Check every line below for the word "type" and copy the ones that have it.
— start DATASET ENTRIES —
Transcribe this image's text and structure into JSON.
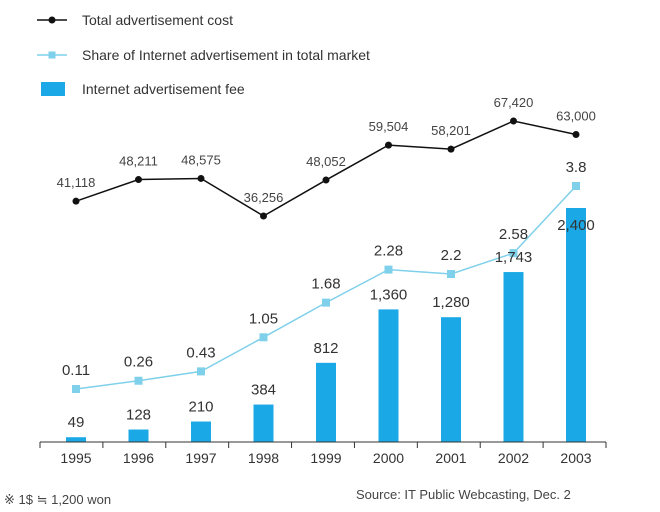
{
  "colors": {
    "total": "#111111",
    "share": "#7fd0ea",
    "fee": "#1aa9e6",
    "axis": "#333333"
  },
  "chart_data": {
    "type": "bar",
    "categories": [
      "1995",
      "1996",
      "1997",
      "1998",
      "1999",
      "2000",
      "2001",
      "2002",
      "2003"
    ],
    "series": [
      {
        "name": "Total advertisement cost",
        "type": "line",
        "values": [
          41118,
          48211,
          48575,
          36256,
          48052,
          59504,
          58201,
          67420,
          63000
        ],
        "labels": [
          "41,118",
          "48,211",
          "48,575",
          "36,256",
          "48,052",
          "59,504",
          "58,201",
          "67,420",
          "63,000"
        ]
      },
      {
        "name": "Share of Internet advertisement in total market",
        "type": "line",
        "values": [
          0.11,
          0.26,
          0.43,
          1.05,
          1.68,
          2.28,
          2.2,
          2.58,
          3.8
        ],
        "labels": [
          "0.11",
          "0.26",
          "0.43",
          "1.05",
          "1.68",
          "2.28",
          "2.2",
          "2.58",
          "3.8"
        ]
      },
      {
        "name": "Internet advertisement fee",
        "type": "bar",
        "values": [
          49,
          128,
          210,
          384,
          812,
          1360,
          1280,
          1743,
          2400
        ],
        "labels": [
          "49",
          "128",
          "210",
          "384",
          "812",
          "1,360",
          "1,280",
          "1,743",
          "2,400"
        ]
      }
    ]
  },
  "footnote": "※ 1$ ≒ 1,200 won",
  "source": "Source: IT Public Webcasting, Dec. 2"
}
— end DATASET ENTRIES —
**ANSWER TO THIS PROBLEM:**
    "type": "bar",
        "type": "line",
        "type": "line",
        "type": "bar",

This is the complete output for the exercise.